[Start DATA EXTRACT]
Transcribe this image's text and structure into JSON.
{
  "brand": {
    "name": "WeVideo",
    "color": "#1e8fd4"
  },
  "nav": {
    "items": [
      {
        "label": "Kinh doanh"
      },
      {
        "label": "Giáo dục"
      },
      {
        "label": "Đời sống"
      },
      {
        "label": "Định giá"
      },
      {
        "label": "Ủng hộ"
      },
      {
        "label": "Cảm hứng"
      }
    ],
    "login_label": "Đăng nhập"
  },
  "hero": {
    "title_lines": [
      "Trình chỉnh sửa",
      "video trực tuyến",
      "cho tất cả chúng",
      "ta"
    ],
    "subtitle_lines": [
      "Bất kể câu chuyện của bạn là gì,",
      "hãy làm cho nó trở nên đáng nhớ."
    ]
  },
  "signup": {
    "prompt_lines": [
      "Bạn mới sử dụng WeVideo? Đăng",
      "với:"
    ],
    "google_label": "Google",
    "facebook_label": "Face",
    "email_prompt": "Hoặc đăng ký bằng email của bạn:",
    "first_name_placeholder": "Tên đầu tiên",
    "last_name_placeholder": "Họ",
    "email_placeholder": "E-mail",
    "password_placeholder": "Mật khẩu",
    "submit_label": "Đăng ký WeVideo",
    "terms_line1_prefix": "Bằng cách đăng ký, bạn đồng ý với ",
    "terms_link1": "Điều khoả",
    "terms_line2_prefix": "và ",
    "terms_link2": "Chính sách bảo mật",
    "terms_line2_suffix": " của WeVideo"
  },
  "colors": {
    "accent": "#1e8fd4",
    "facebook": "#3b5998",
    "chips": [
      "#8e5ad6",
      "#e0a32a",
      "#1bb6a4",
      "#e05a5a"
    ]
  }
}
[End DATA EXTRACT]
Return all of the data word for word.

Transcribe this image's text and structure into JSON.
{
  "brand": {
    "name": "WeVideo",
    "color": "#1e8fd4"
  },
  "nav": {
    "items": [
      {
        "label": "Kinh doanh"
      },
      {
        "label": "Giáo dục"
      },
      {
        "label": "Đời sống"
      },
      {
        "label": "Định giá"
      },
      {
        "label": "Ủng hộ"
      },
      {
        "label": "Cảm hứng"
      }
    ],
    "login_label": "Đăng nhập"
  },
  "hero": {
    "title_lines": [
      "Trình chỉnh sửa",
      "video trực tuyến",
      "cho tất cả chúng",
      "ta"
    ],
    "subtitle_lines": [
      "Bất kể câu chuyện của bạn là gì,",
      "hãy làm cho nó trở nên đáng nhớ."
    ]
  },
  "signup": {
    "prompt_lines": [
      "Bạn mới sử dụng WeVideo? Đăng",
      "với:"
    ],
    "google_label": "Google",
    "facebook_label": "Face",
    "email_prompt": "Hoặc đăng ký bằng email của bạn:",
    "first_name_placeholder": "Tên đầu tiên",
    "last_name_placeholder": "Họ",
    "email_placeholder": "E-mail",
    "password_placeholder": "Mật khẩu",
    "submit_label": "Đăng ký WeVideo",
    "terms_line1_prefix": "Bằng cách đăng ký, bạn đồng ý với ",
    "terms_link1": "Điều khoả",
    "terms_line2_prefix": "và ",
    "terms_link2": "Chính sách bảo mật",
    "terms_line2_suffix": " của WeVideo"
  },
  "colors": {
    "accent": "#1e8fd4",
    "facebook": "#3b5998",
    "chips": [
      "#8e5ad6",
      "#e0a32a",
      "#1bb6a4",
      "#e05a5a"
    ]
  }
}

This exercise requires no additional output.